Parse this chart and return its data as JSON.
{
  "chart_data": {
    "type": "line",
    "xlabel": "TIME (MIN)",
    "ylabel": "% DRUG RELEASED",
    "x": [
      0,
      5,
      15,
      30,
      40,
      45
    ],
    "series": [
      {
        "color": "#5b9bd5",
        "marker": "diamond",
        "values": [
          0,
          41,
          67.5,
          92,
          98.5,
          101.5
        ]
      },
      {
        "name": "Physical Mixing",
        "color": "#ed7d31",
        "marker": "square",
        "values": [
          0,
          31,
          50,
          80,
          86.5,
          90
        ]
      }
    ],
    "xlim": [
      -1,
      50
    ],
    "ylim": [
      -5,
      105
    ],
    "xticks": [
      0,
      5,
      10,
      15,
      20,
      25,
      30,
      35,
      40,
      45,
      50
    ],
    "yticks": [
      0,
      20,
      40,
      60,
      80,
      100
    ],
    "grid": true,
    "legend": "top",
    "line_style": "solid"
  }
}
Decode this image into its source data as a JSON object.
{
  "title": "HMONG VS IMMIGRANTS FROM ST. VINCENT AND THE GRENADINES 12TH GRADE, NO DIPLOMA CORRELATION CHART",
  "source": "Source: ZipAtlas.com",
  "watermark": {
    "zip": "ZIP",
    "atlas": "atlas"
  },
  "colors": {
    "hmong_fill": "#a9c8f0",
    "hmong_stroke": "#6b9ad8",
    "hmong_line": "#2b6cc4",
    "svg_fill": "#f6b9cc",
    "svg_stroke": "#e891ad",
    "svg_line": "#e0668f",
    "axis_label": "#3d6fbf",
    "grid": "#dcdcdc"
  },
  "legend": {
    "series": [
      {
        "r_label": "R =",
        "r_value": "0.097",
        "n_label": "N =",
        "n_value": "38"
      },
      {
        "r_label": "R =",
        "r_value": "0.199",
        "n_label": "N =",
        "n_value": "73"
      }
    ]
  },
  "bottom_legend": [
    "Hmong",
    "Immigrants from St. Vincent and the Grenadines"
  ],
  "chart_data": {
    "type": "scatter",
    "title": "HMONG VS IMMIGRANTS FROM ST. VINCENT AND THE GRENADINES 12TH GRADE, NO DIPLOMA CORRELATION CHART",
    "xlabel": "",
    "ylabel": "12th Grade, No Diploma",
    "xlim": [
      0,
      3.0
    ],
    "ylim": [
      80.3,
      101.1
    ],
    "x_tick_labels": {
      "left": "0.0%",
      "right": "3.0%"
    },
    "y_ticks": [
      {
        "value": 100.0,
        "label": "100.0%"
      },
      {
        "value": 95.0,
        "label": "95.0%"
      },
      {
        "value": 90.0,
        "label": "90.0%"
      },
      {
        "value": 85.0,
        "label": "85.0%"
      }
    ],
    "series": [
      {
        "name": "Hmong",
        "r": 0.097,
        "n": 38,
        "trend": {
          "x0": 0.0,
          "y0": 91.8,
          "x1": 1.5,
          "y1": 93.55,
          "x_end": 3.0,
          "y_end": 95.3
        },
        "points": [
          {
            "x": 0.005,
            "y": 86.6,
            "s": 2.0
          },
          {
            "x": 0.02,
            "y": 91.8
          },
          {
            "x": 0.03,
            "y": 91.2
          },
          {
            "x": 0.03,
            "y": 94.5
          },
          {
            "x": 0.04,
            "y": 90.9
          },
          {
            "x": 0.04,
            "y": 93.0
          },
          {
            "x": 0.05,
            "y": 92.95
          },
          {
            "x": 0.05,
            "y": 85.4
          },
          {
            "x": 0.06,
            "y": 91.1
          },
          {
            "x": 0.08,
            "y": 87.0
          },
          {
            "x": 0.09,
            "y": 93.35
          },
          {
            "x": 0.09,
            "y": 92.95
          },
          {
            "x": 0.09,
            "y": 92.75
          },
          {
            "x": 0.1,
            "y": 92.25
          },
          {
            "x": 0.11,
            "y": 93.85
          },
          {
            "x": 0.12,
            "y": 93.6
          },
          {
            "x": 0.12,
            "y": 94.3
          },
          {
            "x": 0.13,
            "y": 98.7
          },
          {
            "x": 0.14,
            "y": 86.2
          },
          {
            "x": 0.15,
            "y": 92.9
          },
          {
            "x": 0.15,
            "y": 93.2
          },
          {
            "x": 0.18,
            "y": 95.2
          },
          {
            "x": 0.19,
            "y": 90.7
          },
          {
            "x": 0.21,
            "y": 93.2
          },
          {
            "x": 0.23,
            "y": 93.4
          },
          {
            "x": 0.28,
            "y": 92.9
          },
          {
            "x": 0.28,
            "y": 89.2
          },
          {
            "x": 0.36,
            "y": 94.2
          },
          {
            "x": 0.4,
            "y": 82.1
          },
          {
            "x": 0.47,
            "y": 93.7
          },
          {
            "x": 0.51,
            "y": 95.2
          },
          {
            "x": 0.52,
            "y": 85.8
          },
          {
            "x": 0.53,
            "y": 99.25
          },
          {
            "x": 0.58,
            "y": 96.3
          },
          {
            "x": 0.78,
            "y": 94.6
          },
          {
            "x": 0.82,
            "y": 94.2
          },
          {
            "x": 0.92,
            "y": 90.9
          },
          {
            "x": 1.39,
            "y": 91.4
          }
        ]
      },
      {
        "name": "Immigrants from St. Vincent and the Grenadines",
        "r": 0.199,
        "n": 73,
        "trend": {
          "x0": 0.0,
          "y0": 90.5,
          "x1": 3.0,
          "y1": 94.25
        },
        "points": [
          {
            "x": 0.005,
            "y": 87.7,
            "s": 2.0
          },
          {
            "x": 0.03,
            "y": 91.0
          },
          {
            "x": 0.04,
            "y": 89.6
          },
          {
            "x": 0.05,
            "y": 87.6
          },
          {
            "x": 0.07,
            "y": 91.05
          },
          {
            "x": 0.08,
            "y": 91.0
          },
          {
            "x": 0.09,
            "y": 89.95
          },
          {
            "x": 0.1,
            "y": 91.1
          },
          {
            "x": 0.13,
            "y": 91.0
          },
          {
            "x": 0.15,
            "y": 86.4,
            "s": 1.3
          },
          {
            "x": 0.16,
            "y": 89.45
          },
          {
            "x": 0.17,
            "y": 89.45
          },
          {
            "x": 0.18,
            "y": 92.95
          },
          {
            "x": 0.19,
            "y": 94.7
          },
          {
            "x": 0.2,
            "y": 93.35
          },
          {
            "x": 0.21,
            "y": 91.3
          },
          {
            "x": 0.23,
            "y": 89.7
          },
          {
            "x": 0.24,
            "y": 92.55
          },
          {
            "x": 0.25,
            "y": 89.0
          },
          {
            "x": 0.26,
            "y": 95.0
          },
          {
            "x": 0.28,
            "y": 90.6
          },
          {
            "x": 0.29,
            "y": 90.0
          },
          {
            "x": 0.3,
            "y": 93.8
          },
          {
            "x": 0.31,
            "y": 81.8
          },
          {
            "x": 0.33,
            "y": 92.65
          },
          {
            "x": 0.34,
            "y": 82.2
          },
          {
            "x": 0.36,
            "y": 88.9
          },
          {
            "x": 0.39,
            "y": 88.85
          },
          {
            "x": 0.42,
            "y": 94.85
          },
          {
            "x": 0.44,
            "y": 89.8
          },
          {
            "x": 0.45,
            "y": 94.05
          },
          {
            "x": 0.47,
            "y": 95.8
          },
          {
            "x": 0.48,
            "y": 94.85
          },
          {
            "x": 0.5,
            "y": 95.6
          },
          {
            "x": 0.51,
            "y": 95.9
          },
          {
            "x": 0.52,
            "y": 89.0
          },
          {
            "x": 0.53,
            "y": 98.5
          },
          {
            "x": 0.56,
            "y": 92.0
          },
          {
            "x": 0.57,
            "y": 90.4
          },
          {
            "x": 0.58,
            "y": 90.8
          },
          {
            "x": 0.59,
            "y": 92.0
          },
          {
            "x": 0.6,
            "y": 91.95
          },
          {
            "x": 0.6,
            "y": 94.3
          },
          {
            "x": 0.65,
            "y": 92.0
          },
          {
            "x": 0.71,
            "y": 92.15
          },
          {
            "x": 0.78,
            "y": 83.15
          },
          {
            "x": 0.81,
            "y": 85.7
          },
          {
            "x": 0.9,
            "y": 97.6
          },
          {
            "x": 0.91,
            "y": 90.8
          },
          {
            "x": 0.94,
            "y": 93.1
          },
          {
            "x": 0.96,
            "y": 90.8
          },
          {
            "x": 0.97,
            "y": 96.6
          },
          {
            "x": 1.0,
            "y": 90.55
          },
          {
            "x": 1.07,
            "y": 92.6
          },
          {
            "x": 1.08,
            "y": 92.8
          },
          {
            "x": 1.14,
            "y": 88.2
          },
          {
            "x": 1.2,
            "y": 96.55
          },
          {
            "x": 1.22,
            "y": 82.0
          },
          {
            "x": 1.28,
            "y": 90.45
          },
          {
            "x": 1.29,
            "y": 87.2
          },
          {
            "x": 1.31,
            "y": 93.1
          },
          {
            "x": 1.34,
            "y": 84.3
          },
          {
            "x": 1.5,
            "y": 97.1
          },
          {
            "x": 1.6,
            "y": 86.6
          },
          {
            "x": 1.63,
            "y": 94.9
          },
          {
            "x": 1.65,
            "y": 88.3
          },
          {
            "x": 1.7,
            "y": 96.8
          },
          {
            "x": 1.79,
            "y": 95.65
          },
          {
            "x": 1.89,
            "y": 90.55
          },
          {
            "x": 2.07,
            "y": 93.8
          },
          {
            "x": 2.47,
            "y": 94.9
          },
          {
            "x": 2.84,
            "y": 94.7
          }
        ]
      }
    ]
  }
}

== == ==

Set task →
Where a line in the material contains "JSON", copy that line.

Final answer →
Parse this chart and return its data as JSON.
Decode this image into its source data as a JSON object.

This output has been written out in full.